### What to work on
Retype all of the listing exactly, passing over any picture you find.

____________

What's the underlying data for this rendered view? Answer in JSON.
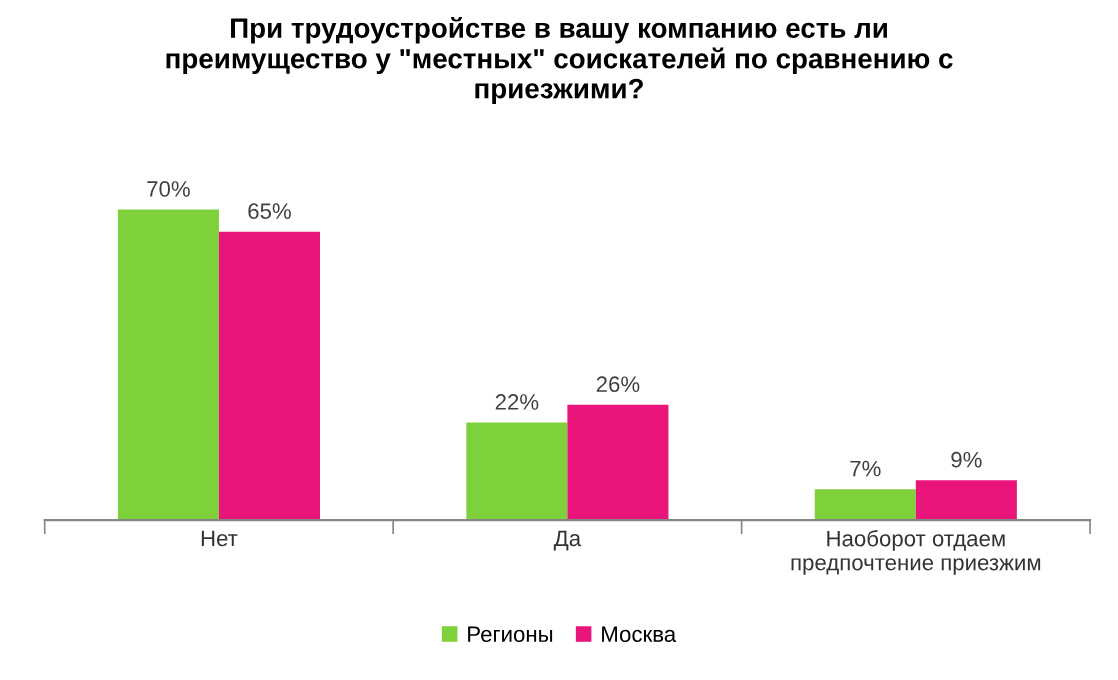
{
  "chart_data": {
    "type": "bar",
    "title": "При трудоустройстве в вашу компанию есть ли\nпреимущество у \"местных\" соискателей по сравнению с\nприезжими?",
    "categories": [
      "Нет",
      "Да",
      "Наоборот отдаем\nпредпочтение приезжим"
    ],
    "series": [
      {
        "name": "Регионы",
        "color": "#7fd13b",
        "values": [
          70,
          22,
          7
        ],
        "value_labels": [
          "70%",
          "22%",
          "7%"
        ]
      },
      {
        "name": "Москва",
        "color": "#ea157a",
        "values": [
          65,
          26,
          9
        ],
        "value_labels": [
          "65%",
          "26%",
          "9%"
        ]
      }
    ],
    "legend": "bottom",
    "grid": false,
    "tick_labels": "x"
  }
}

____________

### Exercise solution
What's the underlying data for this rendered view? Answer in JSON.
{
  "chart_data": {
    "type": "bar",
    "title": "При трудоустройстве в вашу компанию есть ли\nпреимущество у \"местных\" соискателей по сравнению с\nприезжими?",
    "categories": [
      "Нет",
      "Да",
      "Наоборот отдаем\nпредпочтение приезжим"
    ],
    "series": [
      {
        "name": "Регионы",
        "color": "#7fd13b",
        "values": [
          70,
          22,
          7
        ],
        "value_labels": [
          "70%",
          "22%",
          "7%"
        ]
      },
      {
        "name": "Москва",
        "color": "#ea157a",
        "values": [
          65,
          26,
          9
        ],
        "value_labels": [
          "65%",
          "26%",
          "9%"
        ]
      }
    ],
    "legend": "bottom",
    "grid": false,
    "tick_labels": "x"
  }
}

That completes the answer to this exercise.